> [EXERCISE DESCRIPTION]
Write out each line of the listing as it stands, without the images.

> [LISTING]
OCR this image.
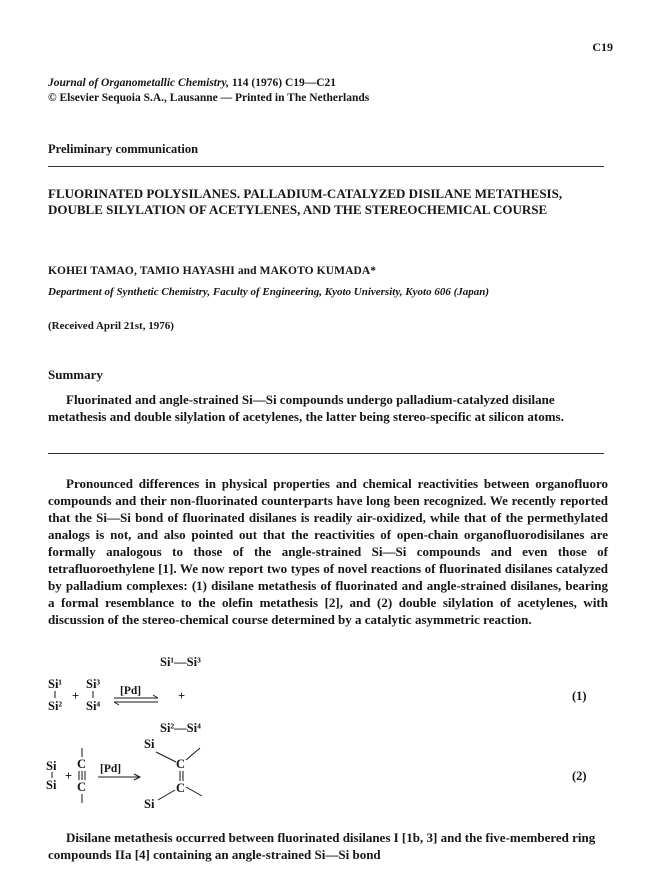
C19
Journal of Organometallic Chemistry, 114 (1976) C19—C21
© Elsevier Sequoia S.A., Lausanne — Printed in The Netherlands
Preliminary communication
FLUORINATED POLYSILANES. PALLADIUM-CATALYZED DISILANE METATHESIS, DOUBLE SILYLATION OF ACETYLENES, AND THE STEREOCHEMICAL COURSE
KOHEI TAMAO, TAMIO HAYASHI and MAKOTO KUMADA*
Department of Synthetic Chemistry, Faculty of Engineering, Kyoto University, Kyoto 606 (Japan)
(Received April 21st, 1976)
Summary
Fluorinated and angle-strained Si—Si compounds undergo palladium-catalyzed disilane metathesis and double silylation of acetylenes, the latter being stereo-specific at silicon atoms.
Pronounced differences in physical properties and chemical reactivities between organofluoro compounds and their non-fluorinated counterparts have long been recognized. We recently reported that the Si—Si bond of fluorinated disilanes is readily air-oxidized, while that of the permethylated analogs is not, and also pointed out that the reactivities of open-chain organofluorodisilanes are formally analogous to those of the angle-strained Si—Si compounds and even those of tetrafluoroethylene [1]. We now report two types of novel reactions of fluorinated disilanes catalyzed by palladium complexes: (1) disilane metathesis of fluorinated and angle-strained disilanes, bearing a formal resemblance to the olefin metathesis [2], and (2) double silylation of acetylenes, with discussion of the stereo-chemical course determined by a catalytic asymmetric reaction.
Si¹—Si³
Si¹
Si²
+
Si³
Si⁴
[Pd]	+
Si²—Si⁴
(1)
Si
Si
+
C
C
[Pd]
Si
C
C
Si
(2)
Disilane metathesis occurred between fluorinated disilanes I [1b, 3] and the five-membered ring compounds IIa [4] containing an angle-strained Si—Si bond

> [CORRECT RESULT]
OCR this image.
C19
Journal of Organometallic Chemistry, 114 (1976) C19—C21
© Elsevier Sequoia S.A., Lausanne — Printed in The Netherlands
Preliminary communication
FLUORINATED POLYSILANES. PALLADIUM-CATALYZED DISILANE METATHESIS, DOUBLE SILYLATION OF ACETYLENES, AND THE STEREOCHEMICAL COURSE
KOHEI TAMAO, TAMIO HAYASHI and MAKOTO KUMADA*
Department of Synthetic Chemistry, Faculty of Engineering, Kyoto University, Kyoto 606 (Japan)
(Received April 21st, 1976)
Summary
Fluorinated and angle-strained Si—Si compounds undergo palladium-catalyzed disilane metathesis and double silylation of acetylenes, the latter being stereo-specific at silicon atoms.
Pronounced differences in physical properties and chemical reactivities between organofluoro compounds and their non-fluorinated counterparts have long been recognized. We recently reported that the Si—Si bond of fluorinated disilanes is readily air-oxidized, while that of the permethylated analogs is not, and also pointed out that the reactivities of open-chain organofluorodisilanes are formally analogous to those of the angle-strained Si—Si compounds and even those of tetrafluoroethylene [1]. We now report two types of novel reactions of fluorinated disilanes catalyzed by palladium complexes: (1) disilane metathesis of fluorinated and angle-strained disilanes, bearing a formal resemblance to the olefin metathesis [2], and (2) double silylation of acetylenes, with discussion of the stereo-chemical course determined by a catalytic asymmetric reaction.
Si¹—Si³
Si¹
Si²
+
Si³
Si⁴
[Pd]	+
Si²—Si⁴
(1)
Si
Si
+
C
C
[Pd]
Si
C
C
Si
(2)
Disilane metathesis occurred between fluorinated disilanes I [1b, 3] and the five-membered ring compounds IIa [4] containing an angle-strained Si—Si bond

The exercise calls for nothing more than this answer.